■ EXERCISE DATA
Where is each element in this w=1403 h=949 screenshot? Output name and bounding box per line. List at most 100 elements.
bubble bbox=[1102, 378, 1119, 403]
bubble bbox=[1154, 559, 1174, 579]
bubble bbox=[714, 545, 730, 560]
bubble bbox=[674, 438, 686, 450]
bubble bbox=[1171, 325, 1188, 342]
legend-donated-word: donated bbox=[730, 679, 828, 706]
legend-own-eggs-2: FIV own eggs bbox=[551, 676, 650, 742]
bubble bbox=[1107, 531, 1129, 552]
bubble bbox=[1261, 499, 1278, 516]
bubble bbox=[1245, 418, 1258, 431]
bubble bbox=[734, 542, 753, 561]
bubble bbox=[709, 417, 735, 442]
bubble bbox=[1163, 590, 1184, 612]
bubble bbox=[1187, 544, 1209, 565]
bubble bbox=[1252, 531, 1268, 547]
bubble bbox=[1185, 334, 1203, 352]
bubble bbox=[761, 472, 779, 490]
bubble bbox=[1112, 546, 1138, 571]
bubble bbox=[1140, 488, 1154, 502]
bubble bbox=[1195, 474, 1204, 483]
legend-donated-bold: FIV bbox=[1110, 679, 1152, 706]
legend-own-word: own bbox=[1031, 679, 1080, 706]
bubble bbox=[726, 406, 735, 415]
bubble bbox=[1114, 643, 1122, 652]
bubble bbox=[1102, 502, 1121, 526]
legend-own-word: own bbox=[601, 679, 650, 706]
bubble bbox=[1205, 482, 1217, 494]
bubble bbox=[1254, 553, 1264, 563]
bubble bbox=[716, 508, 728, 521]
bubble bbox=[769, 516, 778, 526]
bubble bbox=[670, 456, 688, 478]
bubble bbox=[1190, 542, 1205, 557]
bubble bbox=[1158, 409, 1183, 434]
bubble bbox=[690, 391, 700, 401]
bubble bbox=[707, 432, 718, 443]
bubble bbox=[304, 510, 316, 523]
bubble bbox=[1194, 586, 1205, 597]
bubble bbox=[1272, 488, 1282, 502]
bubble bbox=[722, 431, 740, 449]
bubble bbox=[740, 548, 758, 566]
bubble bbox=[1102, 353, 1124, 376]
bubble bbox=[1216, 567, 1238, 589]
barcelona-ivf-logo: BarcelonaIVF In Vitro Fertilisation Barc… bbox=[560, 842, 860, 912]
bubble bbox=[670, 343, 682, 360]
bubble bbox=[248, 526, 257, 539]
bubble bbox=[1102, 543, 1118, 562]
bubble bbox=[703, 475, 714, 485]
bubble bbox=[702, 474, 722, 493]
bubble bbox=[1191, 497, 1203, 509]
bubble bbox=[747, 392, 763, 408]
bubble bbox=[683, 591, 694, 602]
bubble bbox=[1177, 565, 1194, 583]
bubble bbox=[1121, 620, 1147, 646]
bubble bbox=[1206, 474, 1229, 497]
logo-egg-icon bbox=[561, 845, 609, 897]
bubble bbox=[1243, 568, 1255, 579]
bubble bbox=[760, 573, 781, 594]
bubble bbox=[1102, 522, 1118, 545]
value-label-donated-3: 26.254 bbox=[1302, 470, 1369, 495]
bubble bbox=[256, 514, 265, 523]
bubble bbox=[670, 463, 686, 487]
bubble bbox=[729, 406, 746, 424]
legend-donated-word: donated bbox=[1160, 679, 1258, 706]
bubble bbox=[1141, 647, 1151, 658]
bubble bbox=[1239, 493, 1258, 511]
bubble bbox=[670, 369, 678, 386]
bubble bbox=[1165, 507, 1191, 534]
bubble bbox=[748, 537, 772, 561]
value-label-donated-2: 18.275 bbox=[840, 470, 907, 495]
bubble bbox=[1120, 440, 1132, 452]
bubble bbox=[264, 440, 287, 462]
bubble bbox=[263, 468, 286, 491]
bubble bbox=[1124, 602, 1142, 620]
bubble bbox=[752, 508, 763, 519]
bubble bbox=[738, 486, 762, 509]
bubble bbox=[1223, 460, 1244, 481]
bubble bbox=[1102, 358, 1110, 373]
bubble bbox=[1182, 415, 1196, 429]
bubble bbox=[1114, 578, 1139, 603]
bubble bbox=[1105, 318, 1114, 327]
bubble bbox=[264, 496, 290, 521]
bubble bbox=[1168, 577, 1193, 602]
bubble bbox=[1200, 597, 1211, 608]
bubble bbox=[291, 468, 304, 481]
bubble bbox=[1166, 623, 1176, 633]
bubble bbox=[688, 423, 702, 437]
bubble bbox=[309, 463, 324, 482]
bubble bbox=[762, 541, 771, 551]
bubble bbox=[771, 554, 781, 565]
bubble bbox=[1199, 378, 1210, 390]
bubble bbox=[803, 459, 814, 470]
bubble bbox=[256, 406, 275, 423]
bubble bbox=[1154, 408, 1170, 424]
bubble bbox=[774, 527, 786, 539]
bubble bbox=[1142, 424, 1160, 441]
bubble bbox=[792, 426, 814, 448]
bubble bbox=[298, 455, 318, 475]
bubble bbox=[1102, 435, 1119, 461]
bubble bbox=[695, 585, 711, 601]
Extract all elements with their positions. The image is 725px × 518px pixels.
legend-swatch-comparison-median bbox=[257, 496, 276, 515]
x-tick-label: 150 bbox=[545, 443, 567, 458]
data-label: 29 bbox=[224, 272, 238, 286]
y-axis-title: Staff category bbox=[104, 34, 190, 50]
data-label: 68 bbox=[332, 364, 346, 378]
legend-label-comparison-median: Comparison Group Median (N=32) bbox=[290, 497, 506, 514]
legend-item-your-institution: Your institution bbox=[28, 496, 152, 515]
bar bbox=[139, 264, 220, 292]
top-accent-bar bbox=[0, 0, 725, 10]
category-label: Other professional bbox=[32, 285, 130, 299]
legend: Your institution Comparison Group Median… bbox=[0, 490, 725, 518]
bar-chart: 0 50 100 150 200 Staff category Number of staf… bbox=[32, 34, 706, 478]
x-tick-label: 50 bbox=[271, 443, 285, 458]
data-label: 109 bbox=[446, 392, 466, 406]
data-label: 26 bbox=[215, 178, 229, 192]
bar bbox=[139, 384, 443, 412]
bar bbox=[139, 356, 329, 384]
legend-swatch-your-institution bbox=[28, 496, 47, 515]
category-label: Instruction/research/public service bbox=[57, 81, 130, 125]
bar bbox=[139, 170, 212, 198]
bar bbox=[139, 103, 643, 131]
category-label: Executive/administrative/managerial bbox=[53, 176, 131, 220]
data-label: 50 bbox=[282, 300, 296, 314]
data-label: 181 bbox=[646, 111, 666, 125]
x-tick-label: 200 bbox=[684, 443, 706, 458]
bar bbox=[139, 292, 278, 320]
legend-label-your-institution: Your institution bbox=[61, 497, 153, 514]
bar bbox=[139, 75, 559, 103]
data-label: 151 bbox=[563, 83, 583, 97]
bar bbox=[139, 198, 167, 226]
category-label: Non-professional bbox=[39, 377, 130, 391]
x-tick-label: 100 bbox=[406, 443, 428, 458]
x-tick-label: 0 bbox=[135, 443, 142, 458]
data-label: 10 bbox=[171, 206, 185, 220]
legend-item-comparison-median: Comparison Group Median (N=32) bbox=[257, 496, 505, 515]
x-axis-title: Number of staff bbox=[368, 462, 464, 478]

■ TASK
Convert every line of the entries above into a Markdown table with the columns "Number" and "Line", one row per line, numbered in order and skipping blank lines.

■ WRITTEN ANSWER
| Number | Line |
|---|---|
| 1 | Where is each element in this w=1403 h=949 screenshot? Output name and bounding box per line. List at most 100 elements. |
| 2 | bubble bbox=[1102, 378, 1119, 403] |
| 3 | bubble bbox=[1154, 559, 1174, 579] |
| 4 | bubble bbox=[714, 545, 730, 560] |
| 5 | bubble bbox=[674, 438, 686, 450] |
| 6 | bubble bbox=[1171, 325, 1188, 342] |
| 7 | legend-donated-word: donated bbox=[730, 679, 828, 706] |
| 8 | legend-own-eggs-2: FIV own eggs bbox=[551, 676, 650, 742] |
| 9 | bubble bbox=[1107, 531, 1129, 552] |
| 10 | bubble bbox=[1261, 499, 1278, 516] |
| 11 | bubble bbox=[1245, 418, 1258, 431] |
| 12 | bubble bbox=[734, 542, 753, 561] |
| 13 | bubble bbox=[709, 417, 735, 442] |
| 14 | bubble bbox=[1163, 590, 1184, 612] |
| 15 | bubble bbox=[1187, 544, 1209, 565] |
| 16 | bubble bbox=[1252, 531, 1268, 547] |
| 17 | bubble bbox=[1185, 334, 1203, 352] |
| 18 | bubble bbox=[761, 472, 779, 490] |
| 19 | bubble bbox=[1112, 546, 1138, 571] |
| 20 | bubble bbox=[1140, 488, 1154, 502] |
| 21 | bubble bbox=[1195, 474, 1204, 483] |
| 22 | legend-donated-bold: FIV bbox=[1110, 679, 1152, 706] |
| 23 | legend-own-word: own bbox=[1031, 679, 1080, 706] |
| 24 | bubble bbox=[726, 406, 735, 415] |
| 25 | bubble bbox=[1114, 643, 1122, 652] |
| 26 | bubble bbox=[1102, 502, 1121, 526] |
| 27 | legend-own-word: own bbox=[601, 679, 650, 706] |
| 28 | bubble bbox=[1205, 482, 1217, 494] |
| 29 | bubble bbox=[1254, 553, 1264, 563] |
| 30 | bubble bbox=[716, 508, 728, 521] |
| 31 | bubble bbox=[769, 516, 778, 526] |
| 32 | bubble bbox=[670, 456, 688, 478] |
| 33 | bubble bbox=[1190, 542, 1205, 557] |
| 34 | bubble bbox=[1158, 409, 1183, 434] |
| 35 | bubble bbox=[690, 391, 700, 401] |
| 36 | bubble bbox=[707, 432, 718, 443] |
| 37 | bubble bbox=[304, 510, 316, 523] |
| 38 | bubble bbox=[1194, 586, 1205, 597] |
| 39 | bubble bbox=[1272, 488, 1282, 502] |
| 40 | bubble bbox=[722, 431, 740, 449] |
| 41 | bubble bbox=[740, 548, 758, 566] |
| 42 | bubble bbox=[1102, 353, 1124, 376] |
| 43 | bubble bbox=[1216, 567, 1238, 589] |
| 44 | barcelona-ivf-logo: BarcelonaIVF In Vitro Fertilisation Barc… bbox=[560, 842, 860, 912] |
| 45 | bubble bbox=[670, 343, 682, 360] |
| 46 | bubble bbox=[248, 526, 257, 539] |
| 47 | bubble bbox=[1102, 543, 1118, 562] |
| 48 | bubble bbox=[703, 475, 714, 485] |
| 49 | bubble bbox=[702, 474, 722, 493] |
| 50 | bubble bbox=[1191, 497, 1203, 509] |
| 51 | bubble bbox=[747, 392, 763, 408] |
| 52 | bubble bbox=[683, 591, 694, 602] |
| 53 | bubble bbox=[1177, 565, 1194, 583] |
| 54 | bubble bbox=[1121, 620, 1147, 646] |
| 55 | bubble bbox=[1206, 474, 1229, 497] |
| 56 | logo-egg-icon bbox=[561, 845, 609, 897] |
| 57 | bubble bbox=[1243, 568, 1255, 579] |
| 58 | bubble bbox=[760, 573, 781, 594] |
| 59 | bubble bbox=[1102, 522, 1118, 545] |
| 60 | value-label-donated-3: 26.254 bbox=[1302, 470, 1369, 495] |
| 61 | bubble bbox=[256, 514, 265, 523] |
| 62 | bubble bbox=[670, 463, 686, 487] |
| 63 | bubble bbox=[729, 406, 746, 424] |
| 64 | legend-donated-word: donated bbox=[1160, 679, 1258, 706] |
| 65 | bubble bbox=[1141, 647, 1151, 658] |
| 66 | bubble bbox=[1239, 493, 1258, 511] |
| 67 | bubble bbox=[670, 369, 678, 386] |
| 68 | bubble bbox=[1165, 507, 1191, 534] |
| 69 | bubble bbox=[748, 537, 772, 561] |
| 70 | value-label-donated-2: 18.275 bbox=[840, 470, 907, 495] |
| 71 | bubble bbox=[1120, 440, 1132, 452] |
| 72 | bubble bbox=[264, 440, 287, 462] |
| 73 | bubble bbox=[263, 468, 286, 491] |
| 74 | bubble bbox=[1124, 602, 1142, 620] |
| 75 | bubble bbox=[752, 508, 763, 519] |
| 76 | bubble bbox=[738, 486, 762, 509] |
| 77 | bubble bbox=[1223, 460, 1244, 481] |
| 78 | bubble bbox=[1102, 358, 1110, 373] |
| 79 | bubble bbox=[1182, 415, 1196, 429] |
| 80 | bubble bbox=[1114, 578, 1139, 603] |
| 81 | bubble bbox=[1105, 318, 1114, 327] |
| 82 | bubble bbox=[264, 496, 290, 521] |
| 83 | bubble bbox=[1168, 577, 1193, 602] |
| 84 | bubble bbox=[1200, 597, 1211, 608] |
| 85 | bubble bbox=[291, 468, 304, 481] |
| 86 | bubble bbox=[1166, 623, 1176, 633] |
| 87 | bubble bbox=[688, 423, 702, 437] |
| 88 | bubble bbox=[309, 463, 324, 482] |
| 89 | bubble bbox=[762, 541, 771, 551] |
| 90 | bubble bbox=[771, 554, 781, 565] |
| 91 | bubble bbox=[1199, 378, 1210, 390] |
| 92 | bubble bbox=[803, 459, 814, 470] |
| 93 | bubble bbox=[256, 406, 275, 423] |
| 94 | bubble bbox=[1154, 408, 1170, 424] |
| 95 | bubble bbox=[774, 527, 786, 539] |
| 96 | bubble bbox=[1142, 424, 1160, 441] |
| 97 | bubble bbox=[792, 426, 814, 448] |
| 98 | bubble bbox=[298, 455, 318, 475] |
| 99 | bubble bbox=[1102, 435, 1119, 461] |
| 100 | bubble bbox=[695, 585, 711, 601] |
| 101 | Extract all elements with their positions. The image is 725px × 518px pixels. |
| 102 | legend-swatch-comparison-median bbox=[257, 496, 276, 515] |
| 103 | x-tick-label: 150 bbox=[545, 443, 567, 458] |
| 104 | data-label: 29 bbox=[224, 272, 238, 286] |
| 105 | y-axis-title: Staff category bbox=[104, 34, 190, 50] |
| 106 | data-label: 68 bbox=[332, 364, 346, 378] |
| 107 | legend-label-comparison-median: Comparison Group Median (N=32) bbox=[290, 497, 506, 514] |
| 108 | legend-item-your-institution: Your institution bbox=[28, 496, 152, 515] |
| 109 | bar bbox=[139, 264, 220, 292] |
| 110 | top-accent-bar bbox=[0, 0, 725, 10] |
| 111 | category-label: Other professional bbox=[32, 285, 130, 299] |
| 112 | legend: Your institution Comparison Group Median… bbox=[0, 490, 725, 518] |
| 113 | bar-chart: 0 50 100 150 200 Staff category Number of staf… bbox=[32, 34, 706, 478] |
| 114 | x-tick-label: 50 bbox=[271, 443, 285, 458] |
| 115 | data-label: 109 bbox=[446, 392, 466, 406] |
| 116 | data-label: 26 bbox=[215, 178, 229, 192] |
| 117 | bar bbox=[139, 384, 443, 412] |
| 118 | bar bbox=[139, 356, 329, 384] |
| 119 | legend-swatch-your-institution bbox=[28, 496, 47, 515] |
| 120 | category-label: Instruction/research/public service bbox=[57, 81, 130, 125] |
| 121 | bar bbox=[139, 170, 212, 198] |
| 122 | bar bbox=[139, 103, 643, 131] |
| 123 | category-label: Executive/administrative/managerial bbox=[53, 176, 131, 220] |
| 124 | data-label: 50 bbox=[282, 300, 296, 314] |
| 125 | data-label: 181 bbox=[646, 111, 666, 125] |
| 126 | x-tick-label: 200 bbox=[684, 443, 706, 458] |
| 127 | bar bbox=[139, 292, 278, 320] |
| 128 | legend-label-your-institution: Your institution bbox=[61, 497, 153, 514] |
| 129 | bar bbox=[139, 75, 559, 103] |
| 130 | data-label: 151 bbox=[563, 83, 583, 97] |
| 131 | bar bbox=[139, 198, 167, 226] |
| 132 | category-label: Non-professional bbox=[39, 377, 130, 391] |
| 133 | x-tick-label: 100 bbox=[406, 443, 428, 458] |
| 134 | x-tick-label: 0 bbox=[135, 443, 142, 458] |
| 135 | data-label: 10 bbox=[171, 206, 185, 220] |
| 136 | legend-item-comparison-median: Comparison Group Median (N=32) bbox=[257, 496, 505, 515] |
| 137 | x-axis-title: Number of staff bbox=[368, 462, 464, 478] |